- **What to produce**
Determine how many lines include the word "chưa", then give that number and nothing more.
— BEGIN Dataset records —
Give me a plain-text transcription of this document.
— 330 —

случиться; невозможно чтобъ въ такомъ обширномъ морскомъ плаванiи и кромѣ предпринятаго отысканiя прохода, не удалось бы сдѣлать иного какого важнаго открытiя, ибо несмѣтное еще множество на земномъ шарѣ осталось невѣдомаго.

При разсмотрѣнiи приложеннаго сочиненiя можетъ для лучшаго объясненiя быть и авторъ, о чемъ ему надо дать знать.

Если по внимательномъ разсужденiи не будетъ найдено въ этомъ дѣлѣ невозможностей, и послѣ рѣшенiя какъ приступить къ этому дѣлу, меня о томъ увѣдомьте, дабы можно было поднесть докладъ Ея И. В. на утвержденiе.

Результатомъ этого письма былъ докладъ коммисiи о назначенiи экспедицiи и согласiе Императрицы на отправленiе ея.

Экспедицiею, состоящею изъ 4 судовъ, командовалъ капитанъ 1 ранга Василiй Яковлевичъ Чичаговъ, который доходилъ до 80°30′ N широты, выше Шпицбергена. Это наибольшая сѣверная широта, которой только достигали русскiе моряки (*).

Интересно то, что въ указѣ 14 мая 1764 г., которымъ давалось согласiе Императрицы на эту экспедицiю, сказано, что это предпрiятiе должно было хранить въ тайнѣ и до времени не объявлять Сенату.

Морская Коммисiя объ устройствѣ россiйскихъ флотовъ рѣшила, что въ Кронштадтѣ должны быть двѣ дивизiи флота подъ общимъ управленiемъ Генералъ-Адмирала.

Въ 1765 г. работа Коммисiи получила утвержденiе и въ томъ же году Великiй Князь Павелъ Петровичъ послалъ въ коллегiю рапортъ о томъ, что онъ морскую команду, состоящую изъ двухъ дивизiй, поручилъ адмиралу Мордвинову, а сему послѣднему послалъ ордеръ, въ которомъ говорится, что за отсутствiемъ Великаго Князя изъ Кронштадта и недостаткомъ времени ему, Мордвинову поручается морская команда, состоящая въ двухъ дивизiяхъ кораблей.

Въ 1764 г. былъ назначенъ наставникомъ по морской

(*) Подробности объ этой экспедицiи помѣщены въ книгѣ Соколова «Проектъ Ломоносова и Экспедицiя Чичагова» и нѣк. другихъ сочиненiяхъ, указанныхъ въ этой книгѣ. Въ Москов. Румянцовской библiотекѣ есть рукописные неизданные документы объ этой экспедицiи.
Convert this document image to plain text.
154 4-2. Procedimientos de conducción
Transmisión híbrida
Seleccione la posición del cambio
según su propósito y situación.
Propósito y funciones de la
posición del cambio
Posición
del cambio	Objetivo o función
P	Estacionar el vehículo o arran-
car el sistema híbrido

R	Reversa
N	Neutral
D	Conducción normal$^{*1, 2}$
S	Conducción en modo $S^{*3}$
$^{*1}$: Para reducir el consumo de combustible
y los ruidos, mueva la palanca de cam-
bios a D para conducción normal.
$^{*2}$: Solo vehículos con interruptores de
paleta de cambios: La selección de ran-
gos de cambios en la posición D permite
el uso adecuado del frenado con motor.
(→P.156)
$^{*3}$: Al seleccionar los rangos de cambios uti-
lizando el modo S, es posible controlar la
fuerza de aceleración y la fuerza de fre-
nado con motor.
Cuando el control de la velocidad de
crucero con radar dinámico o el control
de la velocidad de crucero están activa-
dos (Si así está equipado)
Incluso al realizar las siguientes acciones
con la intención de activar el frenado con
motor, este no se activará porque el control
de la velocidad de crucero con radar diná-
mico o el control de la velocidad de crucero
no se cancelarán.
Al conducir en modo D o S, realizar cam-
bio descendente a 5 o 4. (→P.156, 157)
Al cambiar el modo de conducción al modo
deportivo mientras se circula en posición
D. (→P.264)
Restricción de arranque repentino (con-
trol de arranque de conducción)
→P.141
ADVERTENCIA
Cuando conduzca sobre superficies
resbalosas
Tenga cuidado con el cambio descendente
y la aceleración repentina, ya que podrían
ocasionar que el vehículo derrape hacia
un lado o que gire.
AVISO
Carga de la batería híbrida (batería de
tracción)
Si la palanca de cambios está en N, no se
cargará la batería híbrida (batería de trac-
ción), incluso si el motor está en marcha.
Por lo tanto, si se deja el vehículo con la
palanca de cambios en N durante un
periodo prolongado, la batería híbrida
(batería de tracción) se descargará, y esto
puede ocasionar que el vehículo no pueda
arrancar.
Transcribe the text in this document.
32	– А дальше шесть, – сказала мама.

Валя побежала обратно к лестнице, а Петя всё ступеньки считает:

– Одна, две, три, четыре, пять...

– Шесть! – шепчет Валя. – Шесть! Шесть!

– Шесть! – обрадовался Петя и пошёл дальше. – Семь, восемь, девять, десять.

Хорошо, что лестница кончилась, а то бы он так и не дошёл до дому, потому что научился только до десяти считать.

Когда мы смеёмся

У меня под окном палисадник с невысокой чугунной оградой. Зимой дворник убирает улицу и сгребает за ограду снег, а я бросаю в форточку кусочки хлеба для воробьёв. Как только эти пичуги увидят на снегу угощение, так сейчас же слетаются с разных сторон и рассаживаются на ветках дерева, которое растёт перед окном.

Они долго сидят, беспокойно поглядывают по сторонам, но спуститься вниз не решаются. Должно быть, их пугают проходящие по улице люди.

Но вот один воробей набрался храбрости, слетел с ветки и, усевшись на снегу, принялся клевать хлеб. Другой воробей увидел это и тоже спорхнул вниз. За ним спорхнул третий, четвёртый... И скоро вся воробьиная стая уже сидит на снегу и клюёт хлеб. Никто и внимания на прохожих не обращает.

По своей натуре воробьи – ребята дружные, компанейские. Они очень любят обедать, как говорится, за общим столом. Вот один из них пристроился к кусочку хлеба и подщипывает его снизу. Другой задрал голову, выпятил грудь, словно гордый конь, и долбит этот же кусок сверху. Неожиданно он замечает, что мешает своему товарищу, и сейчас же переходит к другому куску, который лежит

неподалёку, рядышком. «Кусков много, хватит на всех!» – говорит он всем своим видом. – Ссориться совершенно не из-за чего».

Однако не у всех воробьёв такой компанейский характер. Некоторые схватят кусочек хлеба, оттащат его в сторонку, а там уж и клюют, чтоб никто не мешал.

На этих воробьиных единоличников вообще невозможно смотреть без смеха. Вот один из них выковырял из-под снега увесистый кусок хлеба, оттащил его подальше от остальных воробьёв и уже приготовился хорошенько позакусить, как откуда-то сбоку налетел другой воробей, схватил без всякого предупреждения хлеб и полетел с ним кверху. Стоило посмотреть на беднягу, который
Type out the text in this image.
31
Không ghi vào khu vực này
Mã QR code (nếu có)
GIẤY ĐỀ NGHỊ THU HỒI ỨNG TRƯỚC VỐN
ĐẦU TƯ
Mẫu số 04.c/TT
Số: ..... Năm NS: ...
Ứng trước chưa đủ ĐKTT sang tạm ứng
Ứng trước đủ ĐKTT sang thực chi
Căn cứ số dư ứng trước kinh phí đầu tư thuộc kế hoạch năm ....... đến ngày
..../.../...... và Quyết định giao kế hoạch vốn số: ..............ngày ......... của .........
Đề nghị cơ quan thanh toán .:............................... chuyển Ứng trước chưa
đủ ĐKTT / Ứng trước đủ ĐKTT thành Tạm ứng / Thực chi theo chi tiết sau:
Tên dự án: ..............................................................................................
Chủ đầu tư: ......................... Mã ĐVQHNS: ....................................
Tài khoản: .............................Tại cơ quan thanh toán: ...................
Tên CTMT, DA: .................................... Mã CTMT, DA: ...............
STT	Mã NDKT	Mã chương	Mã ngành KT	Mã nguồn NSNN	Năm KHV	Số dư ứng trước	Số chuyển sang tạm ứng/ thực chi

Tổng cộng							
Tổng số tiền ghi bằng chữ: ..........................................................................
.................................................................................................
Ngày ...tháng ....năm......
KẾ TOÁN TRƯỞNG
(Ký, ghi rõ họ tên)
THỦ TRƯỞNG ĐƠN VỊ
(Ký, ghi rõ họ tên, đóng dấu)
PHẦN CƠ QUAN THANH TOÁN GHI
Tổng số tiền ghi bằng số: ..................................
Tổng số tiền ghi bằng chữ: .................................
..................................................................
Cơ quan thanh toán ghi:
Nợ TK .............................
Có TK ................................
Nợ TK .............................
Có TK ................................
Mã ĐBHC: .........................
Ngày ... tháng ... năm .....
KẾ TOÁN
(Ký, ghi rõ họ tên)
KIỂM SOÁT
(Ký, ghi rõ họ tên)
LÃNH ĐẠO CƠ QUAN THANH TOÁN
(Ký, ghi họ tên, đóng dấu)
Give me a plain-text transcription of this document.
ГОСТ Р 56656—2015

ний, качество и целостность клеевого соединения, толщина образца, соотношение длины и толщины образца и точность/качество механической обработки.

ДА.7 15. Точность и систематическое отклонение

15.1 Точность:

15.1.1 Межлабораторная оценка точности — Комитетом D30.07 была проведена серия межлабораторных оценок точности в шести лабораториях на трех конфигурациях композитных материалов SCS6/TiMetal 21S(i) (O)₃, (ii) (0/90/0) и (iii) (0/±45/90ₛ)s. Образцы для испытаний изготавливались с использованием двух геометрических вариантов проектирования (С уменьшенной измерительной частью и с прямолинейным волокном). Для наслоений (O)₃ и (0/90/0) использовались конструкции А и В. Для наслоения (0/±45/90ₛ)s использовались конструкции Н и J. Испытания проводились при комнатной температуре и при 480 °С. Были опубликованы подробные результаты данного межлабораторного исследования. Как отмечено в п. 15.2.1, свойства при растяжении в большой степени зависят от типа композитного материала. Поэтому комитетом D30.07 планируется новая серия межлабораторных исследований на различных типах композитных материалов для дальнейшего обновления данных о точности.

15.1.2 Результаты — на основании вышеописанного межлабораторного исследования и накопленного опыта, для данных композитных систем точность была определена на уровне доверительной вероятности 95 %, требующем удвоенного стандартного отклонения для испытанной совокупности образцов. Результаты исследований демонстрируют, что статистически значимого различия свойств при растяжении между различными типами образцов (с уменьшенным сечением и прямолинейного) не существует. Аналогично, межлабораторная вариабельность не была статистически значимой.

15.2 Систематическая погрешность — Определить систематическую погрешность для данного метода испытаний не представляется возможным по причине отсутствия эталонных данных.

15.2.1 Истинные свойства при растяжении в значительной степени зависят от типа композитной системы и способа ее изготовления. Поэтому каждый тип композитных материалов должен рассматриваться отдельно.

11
— END Dataset records —
- **Task solution**
2